▸ Aim of the task
Return all the data, word for word.

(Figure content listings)
• • • •
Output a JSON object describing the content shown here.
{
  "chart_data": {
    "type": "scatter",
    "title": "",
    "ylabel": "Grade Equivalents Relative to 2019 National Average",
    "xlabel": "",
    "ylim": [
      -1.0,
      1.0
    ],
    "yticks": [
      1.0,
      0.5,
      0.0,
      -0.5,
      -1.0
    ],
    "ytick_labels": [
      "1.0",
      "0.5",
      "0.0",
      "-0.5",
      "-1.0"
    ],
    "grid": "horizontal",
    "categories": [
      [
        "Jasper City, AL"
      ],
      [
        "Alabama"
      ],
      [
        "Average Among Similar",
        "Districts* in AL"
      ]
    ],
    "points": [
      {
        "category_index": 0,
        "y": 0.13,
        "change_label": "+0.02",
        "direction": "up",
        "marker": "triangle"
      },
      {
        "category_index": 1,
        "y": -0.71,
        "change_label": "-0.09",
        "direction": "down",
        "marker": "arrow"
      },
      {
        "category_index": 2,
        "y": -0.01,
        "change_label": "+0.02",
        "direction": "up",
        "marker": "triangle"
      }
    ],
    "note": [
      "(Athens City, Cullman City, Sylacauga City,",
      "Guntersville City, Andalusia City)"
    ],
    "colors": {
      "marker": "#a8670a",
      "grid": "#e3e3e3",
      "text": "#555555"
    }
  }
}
• • • •
▸ Finished answer
Output a JSON object describing the content shown here.
{
  "chart_data": {
    "type": "scatter",
    "title": "",
    "ylabel": "Grade Equivalents Relative to 2019 National Average",
    "xlabel": "",
    "ylim": [
      -1.0,
      1.0
    ],
    "yticks": [
      1.0,
      0.5,
      0.0,
      -0.5,
      -1.0
    ],
    "ytick_labels": [
      "1.0",
      "0.5",
      "0.0",
      "-0.5",
      "-1.0"
    ],
    "grid": "horizontal",
    "categories": [
      [
        "Jasper City, AL"
      ],
      [
        "Alabama"
      ],
      [
        "Average Among Similar",
        "Districts* in AL"
      ]
    ],
    "points": [
      {
        "category_index": 0,
        "y": 0.13,
        "change_label": "+0.02",
        "direction": "up",
        "marker": "triangle"
      },
      {
        "category_index": 1,
        "y": -0.71,
        "change_label": "-0.09",
        "direction": "down",
        "marker": "arrow"
      },
      {
        "category_index": 2,
        "y": -0.01,
        "change_label": "+0.02",
        "direction": "up",
        "marker": "triangle"
      }
    ],
    "note": [
      "(Athens City, Cullman City, Sylacauga City,",
      "Guntersville City, Andalusia City)"
    ],
    "colors": {
      "marker": "#a8670a",
      "grid": "#e3e3e3",
      "text": "#555555"
    }
  }
}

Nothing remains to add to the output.